§ **SET EXERCISE**: Reply only with how many lines contain the word "Action".

═══ MATERIAL TO PROCESS ═══

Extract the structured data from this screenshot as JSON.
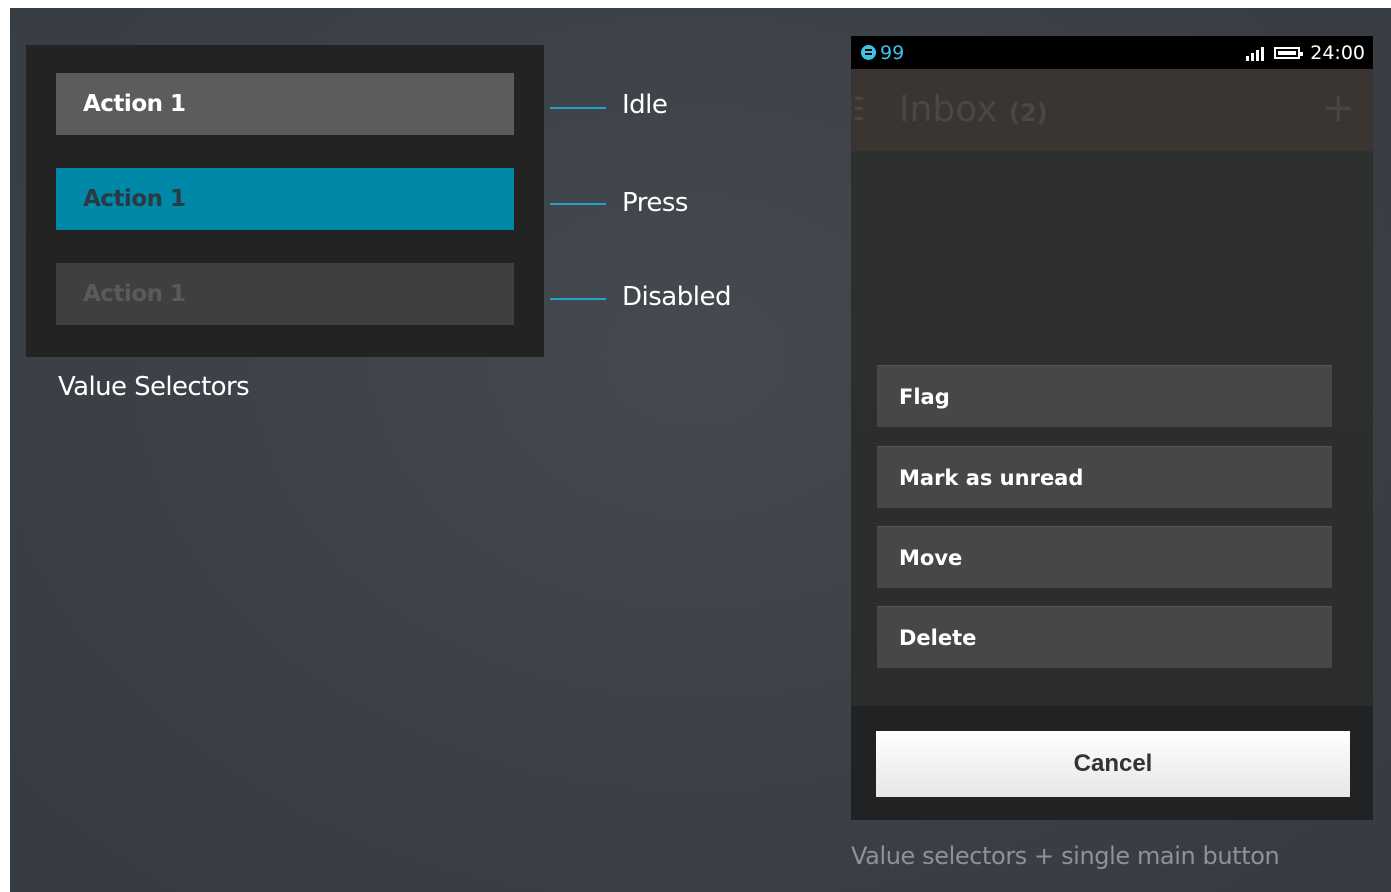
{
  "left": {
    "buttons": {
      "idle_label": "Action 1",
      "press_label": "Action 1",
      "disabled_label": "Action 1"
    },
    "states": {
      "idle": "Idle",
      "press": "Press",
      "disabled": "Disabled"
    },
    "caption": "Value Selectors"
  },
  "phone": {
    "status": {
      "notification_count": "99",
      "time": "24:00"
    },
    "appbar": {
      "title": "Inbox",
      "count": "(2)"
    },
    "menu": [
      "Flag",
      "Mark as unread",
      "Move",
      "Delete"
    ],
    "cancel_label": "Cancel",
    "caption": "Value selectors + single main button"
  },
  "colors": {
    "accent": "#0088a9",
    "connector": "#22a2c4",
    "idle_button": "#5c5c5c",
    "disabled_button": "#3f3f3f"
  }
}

═══
═══ MATERIAL TO PROCESS ═══

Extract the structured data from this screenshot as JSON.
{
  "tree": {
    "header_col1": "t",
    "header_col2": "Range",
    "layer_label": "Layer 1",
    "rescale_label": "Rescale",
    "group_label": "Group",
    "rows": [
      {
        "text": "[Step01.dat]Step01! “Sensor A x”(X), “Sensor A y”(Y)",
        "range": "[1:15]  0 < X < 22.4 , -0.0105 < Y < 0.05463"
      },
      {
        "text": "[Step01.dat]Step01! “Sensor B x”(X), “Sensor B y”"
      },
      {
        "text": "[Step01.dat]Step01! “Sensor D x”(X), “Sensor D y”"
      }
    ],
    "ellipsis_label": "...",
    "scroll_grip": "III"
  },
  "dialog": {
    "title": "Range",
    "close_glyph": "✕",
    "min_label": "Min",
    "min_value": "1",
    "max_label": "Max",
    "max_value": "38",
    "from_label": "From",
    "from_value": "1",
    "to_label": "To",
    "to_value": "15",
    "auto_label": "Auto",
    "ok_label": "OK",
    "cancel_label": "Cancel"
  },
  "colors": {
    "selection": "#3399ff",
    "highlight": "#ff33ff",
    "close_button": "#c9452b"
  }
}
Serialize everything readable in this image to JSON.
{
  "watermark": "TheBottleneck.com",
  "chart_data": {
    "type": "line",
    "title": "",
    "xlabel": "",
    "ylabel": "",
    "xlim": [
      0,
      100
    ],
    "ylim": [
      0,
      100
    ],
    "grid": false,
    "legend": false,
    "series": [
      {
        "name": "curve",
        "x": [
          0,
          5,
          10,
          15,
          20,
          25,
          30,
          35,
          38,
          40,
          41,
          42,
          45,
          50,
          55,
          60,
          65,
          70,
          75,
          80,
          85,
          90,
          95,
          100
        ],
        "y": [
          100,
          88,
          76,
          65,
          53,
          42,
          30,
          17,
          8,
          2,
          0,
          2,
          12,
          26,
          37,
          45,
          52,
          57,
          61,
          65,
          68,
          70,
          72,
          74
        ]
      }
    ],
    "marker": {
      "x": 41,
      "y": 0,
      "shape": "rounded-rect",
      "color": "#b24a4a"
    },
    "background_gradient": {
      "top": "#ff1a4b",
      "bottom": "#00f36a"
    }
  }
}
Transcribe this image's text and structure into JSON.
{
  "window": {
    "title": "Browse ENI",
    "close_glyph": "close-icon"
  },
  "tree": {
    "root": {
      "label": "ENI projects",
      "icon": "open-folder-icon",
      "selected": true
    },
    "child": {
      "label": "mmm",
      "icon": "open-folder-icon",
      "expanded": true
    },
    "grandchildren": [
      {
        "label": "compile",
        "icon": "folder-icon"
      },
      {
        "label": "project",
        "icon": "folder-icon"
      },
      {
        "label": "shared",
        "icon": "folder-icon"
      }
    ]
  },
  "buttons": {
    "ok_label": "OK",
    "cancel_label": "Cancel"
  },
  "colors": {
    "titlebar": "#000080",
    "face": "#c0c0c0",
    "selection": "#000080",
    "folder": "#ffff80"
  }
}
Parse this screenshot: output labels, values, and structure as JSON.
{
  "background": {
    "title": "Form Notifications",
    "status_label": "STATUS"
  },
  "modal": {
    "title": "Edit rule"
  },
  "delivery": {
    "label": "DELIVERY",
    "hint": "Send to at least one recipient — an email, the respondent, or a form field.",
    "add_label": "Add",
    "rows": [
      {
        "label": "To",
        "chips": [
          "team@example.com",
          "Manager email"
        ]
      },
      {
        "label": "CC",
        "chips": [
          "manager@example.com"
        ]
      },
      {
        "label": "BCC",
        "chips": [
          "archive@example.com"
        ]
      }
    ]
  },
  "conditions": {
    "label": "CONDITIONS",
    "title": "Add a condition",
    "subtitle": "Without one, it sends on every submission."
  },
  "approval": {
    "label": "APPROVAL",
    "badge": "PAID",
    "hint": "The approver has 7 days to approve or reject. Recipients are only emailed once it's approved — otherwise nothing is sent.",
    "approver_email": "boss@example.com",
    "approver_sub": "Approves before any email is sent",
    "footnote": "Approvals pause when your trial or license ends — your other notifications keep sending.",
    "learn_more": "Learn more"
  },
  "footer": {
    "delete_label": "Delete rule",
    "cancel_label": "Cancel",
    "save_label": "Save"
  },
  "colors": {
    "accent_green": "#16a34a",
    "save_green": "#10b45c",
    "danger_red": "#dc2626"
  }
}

═══

§ **OUTPUT OF THE EXERCISE**: 3